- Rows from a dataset
========================================================================

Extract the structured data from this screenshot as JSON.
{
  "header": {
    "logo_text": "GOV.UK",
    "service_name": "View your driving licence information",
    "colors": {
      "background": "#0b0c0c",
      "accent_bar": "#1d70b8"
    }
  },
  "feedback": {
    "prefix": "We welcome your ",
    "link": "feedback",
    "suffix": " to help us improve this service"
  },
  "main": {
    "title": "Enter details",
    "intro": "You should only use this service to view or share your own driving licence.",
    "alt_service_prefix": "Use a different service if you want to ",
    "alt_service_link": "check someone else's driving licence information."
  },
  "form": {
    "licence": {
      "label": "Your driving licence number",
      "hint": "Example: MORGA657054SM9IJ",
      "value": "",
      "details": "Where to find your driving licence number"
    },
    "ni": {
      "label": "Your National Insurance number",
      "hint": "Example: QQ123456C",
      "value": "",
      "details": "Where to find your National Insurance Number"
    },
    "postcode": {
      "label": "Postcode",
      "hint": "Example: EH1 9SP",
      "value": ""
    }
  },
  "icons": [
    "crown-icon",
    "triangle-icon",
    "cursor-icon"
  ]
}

========================================================================

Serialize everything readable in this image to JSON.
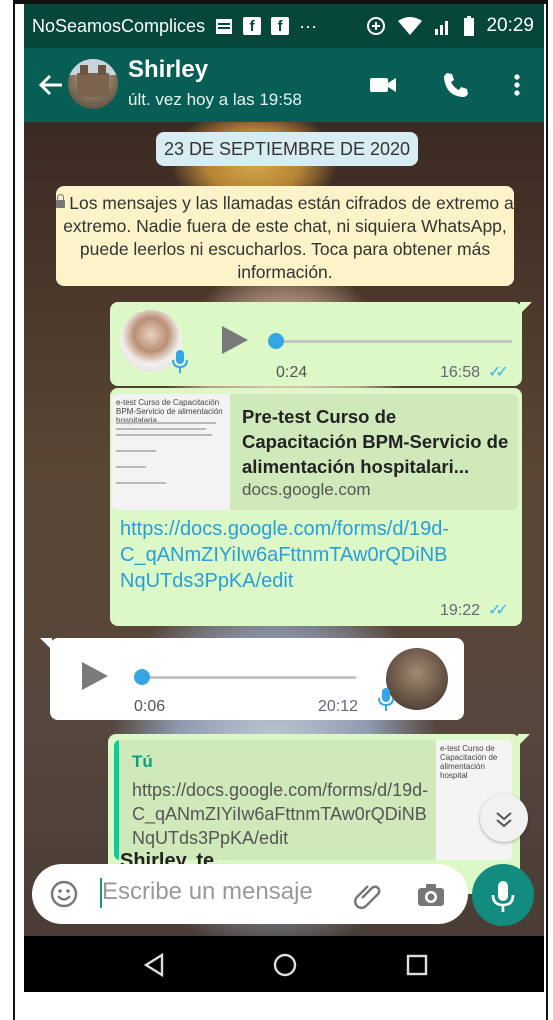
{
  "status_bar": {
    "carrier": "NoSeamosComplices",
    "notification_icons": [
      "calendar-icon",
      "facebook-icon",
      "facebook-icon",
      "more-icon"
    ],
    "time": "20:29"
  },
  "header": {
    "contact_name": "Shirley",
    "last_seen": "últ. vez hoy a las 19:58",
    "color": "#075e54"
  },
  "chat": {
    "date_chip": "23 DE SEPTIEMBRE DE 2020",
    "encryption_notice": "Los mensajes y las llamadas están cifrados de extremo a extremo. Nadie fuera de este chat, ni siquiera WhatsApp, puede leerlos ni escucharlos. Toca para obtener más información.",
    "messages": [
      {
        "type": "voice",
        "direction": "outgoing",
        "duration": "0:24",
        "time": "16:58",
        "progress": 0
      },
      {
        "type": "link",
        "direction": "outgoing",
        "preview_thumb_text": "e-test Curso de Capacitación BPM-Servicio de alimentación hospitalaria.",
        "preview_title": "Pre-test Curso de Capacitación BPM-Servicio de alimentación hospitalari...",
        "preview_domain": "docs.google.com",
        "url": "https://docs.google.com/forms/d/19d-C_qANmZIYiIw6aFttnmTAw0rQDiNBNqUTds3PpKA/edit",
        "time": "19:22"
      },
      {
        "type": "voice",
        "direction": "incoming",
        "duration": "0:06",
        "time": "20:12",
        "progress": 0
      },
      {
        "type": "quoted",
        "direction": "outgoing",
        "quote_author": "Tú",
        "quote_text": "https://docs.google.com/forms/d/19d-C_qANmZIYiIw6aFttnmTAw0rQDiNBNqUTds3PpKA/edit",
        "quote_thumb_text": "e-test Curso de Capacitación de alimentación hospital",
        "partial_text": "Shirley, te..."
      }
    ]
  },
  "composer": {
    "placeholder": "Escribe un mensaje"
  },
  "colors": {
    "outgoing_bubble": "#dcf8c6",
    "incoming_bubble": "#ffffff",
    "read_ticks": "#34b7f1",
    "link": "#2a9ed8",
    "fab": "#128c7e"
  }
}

========================================================================

- Exercise brief
Pick out the lines above containing the word "licence", then copy them.

- Solution to the exercise
    "service_name": "View your driving licence information",
    "intro": "You should only use this service to view or share your own driving licence.",
    "alt_service_link": "check someone else's driving licence information."
    "licence": {
      "label": "Your driving licence number",
      "details": "Where to find your driving licence number"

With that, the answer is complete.